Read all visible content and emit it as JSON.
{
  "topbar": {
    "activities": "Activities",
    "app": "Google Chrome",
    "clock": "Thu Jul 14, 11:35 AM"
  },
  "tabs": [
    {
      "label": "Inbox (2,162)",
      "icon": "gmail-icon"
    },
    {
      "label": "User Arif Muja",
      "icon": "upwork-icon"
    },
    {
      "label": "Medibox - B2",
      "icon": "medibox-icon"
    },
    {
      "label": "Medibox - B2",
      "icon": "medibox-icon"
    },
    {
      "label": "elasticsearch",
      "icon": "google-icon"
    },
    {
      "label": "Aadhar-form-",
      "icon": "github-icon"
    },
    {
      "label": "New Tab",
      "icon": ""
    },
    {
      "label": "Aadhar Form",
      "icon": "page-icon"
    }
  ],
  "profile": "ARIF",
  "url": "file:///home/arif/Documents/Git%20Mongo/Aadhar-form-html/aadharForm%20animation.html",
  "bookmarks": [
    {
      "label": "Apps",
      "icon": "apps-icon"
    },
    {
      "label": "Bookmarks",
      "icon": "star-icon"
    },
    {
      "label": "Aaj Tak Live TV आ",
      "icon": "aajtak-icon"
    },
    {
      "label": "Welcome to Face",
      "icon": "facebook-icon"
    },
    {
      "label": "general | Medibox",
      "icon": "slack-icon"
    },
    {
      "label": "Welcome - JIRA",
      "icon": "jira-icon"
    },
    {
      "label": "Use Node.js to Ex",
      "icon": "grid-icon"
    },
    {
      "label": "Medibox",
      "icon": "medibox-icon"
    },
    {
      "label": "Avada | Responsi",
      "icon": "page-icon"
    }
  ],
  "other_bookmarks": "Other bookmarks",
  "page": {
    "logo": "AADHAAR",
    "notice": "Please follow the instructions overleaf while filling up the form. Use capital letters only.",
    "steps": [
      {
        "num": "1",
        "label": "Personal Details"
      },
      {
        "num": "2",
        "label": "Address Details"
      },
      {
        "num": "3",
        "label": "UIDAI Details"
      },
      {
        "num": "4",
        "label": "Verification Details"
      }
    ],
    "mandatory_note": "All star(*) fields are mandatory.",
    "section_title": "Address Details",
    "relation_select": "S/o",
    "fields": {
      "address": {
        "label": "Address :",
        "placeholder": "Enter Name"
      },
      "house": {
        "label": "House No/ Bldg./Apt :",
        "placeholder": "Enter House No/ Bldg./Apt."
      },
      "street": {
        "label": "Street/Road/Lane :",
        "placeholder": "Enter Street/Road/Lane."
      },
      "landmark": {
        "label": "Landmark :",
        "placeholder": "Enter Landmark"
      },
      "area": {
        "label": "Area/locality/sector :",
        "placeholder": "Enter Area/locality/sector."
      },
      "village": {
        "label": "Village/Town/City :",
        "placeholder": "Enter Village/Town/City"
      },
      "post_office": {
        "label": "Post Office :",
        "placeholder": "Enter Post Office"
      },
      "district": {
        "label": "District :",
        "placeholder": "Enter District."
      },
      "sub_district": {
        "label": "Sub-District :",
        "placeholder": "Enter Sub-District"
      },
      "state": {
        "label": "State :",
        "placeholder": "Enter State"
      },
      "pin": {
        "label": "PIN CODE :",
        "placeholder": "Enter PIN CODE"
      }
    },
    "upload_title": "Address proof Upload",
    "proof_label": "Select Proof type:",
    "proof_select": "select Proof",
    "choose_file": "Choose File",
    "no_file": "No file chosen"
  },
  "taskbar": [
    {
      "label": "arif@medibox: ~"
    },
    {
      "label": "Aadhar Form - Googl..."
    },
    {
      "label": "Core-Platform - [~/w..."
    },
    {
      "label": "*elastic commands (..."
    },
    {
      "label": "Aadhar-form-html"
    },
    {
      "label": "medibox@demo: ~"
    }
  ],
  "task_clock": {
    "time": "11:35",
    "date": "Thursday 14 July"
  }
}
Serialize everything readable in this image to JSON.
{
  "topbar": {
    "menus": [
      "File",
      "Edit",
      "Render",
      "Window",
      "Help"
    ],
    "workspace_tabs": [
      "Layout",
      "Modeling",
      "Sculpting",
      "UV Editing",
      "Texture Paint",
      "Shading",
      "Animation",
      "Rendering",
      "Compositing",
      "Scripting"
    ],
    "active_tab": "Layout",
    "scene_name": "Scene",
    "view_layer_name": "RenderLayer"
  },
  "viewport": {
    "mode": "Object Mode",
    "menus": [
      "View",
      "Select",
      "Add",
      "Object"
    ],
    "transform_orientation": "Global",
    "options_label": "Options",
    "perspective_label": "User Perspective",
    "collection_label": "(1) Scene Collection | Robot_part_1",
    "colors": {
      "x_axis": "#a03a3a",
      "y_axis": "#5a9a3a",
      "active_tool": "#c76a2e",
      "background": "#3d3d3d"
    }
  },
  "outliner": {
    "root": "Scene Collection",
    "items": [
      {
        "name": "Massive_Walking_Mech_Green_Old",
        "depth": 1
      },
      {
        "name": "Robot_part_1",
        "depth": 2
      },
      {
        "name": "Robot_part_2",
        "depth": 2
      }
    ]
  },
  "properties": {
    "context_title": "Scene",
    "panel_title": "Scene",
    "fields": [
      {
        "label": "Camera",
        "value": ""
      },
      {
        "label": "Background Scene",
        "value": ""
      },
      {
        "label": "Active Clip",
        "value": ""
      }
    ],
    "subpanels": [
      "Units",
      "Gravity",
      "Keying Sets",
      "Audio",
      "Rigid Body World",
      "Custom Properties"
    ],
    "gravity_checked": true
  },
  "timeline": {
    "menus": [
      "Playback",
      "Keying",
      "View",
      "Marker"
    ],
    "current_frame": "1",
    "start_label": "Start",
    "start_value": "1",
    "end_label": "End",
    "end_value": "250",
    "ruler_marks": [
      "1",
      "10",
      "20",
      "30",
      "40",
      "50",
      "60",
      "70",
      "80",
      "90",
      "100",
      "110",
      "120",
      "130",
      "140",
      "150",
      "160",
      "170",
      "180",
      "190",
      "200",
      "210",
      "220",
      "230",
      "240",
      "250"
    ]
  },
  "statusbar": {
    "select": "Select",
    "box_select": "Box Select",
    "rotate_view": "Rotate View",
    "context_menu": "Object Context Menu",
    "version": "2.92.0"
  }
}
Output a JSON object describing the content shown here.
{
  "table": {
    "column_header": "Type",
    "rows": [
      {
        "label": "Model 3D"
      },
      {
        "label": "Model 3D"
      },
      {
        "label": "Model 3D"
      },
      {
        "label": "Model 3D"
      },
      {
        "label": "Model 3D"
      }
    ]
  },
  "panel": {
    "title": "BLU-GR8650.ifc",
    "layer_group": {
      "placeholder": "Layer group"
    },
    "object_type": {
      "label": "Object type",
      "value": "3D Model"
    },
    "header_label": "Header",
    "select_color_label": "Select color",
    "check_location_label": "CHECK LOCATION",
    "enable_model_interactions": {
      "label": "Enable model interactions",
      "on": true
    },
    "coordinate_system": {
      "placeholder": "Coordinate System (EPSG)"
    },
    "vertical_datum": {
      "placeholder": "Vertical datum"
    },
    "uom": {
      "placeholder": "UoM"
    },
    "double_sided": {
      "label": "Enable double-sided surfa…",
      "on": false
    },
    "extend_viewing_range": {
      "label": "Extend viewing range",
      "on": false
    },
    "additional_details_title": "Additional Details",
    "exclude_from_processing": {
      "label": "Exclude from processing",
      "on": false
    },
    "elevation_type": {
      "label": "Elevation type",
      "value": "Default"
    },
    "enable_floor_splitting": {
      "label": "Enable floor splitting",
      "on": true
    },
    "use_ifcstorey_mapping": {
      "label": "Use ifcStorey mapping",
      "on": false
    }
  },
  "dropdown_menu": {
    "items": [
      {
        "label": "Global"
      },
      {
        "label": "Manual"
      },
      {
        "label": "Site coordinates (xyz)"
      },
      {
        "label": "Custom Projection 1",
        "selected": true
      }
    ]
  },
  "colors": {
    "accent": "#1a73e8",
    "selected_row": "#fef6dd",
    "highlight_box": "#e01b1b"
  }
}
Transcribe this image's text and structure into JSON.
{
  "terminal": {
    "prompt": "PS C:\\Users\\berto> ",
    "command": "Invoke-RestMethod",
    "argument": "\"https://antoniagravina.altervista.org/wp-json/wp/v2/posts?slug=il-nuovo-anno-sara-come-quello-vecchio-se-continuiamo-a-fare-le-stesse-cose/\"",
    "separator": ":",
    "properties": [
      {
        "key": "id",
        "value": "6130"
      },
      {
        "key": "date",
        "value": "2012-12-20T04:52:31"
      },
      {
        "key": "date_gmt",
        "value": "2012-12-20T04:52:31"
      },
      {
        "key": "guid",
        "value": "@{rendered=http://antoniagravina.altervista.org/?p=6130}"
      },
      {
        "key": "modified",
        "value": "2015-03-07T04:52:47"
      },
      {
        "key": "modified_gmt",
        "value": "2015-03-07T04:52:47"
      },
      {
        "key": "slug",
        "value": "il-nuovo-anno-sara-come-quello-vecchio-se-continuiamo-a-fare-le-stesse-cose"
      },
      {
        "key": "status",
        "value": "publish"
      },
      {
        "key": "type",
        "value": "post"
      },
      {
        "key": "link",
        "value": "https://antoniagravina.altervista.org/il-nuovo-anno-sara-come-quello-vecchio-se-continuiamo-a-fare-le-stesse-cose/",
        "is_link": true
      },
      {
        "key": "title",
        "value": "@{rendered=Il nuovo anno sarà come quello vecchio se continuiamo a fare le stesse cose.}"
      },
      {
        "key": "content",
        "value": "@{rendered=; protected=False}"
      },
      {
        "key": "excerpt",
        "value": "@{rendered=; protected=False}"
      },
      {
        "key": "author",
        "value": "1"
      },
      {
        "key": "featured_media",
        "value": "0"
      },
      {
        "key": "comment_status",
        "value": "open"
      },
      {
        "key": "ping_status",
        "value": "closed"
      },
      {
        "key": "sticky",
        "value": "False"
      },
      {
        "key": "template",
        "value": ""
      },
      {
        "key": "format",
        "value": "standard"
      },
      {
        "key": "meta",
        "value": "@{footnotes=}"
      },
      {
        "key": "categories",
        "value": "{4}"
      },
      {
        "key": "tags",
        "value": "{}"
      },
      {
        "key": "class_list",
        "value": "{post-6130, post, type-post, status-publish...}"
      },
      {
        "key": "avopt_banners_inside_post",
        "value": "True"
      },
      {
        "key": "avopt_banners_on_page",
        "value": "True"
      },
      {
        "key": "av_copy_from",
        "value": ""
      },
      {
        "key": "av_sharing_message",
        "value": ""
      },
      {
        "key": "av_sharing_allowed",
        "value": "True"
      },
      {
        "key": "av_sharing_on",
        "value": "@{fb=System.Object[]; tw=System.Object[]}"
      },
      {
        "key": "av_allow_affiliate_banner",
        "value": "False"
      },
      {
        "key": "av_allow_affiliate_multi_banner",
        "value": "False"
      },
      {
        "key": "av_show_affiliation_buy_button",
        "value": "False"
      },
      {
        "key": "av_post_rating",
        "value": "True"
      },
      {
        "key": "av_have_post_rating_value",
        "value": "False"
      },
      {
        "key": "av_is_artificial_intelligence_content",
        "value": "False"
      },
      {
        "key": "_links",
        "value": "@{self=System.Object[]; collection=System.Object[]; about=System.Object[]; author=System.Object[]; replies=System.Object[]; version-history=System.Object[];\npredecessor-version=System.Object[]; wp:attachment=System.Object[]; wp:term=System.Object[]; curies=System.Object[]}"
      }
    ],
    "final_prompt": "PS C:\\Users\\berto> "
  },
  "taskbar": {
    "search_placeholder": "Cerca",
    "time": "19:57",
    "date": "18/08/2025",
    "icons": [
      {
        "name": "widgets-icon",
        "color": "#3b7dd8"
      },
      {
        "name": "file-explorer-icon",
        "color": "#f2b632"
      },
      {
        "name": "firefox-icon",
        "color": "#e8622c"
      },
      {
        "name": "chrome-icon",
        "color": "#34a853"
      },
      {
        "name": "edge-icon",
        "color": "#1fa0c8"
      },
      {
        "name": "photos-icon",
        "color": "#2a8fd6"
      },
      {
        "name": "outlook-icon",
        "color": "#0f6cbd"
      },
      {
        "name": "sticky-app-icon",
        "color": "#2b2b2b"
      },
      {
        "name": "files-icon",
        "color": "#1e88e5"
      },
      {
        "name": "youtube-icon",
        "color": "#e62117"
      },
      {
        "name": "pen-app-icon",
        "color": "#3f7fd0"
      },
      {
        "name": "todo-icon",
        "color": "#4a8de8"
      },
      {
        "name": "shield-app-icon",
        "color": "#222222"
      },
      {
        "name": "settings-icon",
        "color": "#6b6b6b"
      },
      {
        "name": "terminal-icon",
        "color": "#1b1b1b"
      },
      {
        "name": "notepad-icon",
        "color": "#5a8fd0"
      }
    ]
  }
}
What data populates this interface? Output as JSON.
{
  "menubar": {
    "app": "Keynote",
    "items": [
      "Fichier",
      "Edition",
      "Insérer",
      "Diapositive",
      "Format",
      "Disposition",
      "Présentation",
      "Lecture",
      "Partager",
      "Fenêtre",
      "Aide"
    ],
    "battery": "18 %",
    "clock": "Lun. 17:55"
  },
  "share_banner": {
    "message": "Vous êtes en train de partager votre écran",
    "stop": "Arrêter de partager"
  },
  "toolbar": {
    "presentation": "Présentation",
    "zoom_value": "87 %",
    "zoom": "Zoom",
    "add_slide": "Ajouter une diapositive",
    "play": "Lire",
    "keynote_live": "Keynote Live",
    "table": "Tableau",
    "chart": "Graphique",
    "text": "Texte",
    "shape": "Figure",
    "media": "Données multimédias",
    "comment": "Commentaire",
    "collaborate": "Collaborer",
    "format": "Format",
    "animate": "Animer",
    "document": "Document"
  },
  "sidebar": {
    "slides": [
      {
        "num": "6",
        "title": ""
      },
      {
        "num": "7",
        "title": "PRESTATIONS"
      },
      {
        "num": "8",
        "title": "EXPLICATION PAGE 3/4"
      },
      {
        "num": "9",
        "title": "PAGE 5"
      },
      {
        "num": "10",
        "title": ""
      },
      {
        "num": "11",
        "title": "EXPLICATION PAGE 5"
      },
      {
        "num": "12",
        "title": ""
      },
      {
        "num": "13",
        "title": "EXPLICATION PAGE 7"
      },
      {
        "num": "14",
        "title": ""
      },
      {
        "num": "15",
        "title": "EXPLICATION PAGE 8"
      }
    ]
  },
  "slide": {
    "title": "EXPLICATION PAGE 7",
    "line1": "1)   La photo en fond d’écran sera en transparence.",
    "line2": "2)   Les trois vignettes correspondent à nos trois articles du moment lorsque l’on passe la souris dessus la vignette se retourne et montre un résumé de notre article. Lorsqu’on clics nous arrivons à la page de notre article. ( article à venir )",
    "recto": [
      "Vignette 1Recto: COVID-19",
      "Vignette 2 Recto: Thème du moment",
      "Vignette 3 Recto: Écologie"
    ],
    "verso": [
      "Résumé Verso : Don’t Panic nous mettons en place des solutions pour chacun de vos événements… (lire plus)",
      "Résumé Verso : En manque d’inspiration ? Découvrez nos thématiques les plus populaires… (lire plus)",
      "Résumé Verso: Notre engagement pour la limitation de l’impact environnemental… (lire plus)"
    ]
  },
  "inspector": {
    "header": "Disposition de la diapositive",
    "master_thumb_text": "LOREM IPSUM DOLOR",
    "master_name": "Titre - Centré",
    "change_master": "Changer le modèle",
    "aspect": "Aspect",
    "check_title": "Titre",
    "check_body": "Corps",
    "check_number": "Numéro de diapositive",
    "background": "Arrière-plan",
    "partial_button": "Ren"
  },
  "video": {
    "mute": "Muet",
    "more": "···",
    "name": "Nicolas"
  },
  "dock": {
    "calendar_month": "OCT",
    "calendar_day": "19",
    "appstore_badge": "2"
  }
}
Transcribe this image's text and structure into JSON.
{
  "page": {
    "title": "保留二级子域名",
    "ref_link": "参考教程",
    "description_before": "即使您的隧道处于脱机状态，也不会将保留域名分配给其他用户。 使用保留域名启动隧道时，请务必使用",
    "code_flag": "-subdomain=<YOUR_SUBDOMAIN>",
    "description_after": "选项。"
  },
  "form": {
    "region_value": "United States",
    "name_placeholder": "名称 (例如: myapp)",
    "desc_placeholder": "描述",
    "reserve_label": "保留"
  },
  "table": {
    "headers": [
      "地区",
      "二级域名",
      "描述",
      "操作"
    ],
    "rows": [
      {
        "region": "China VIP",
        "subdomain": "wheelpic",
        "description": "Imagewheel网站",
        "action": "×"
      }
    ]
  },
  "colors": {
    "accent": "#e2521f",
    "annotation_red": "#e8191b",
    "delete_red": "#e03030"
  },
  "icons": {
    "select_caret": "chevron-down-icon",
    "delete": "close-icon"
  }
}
-=-=-
**Set problem**:
Give nothing but the count of lines in the listing above that hold the string "Titre".

**Written response**:
2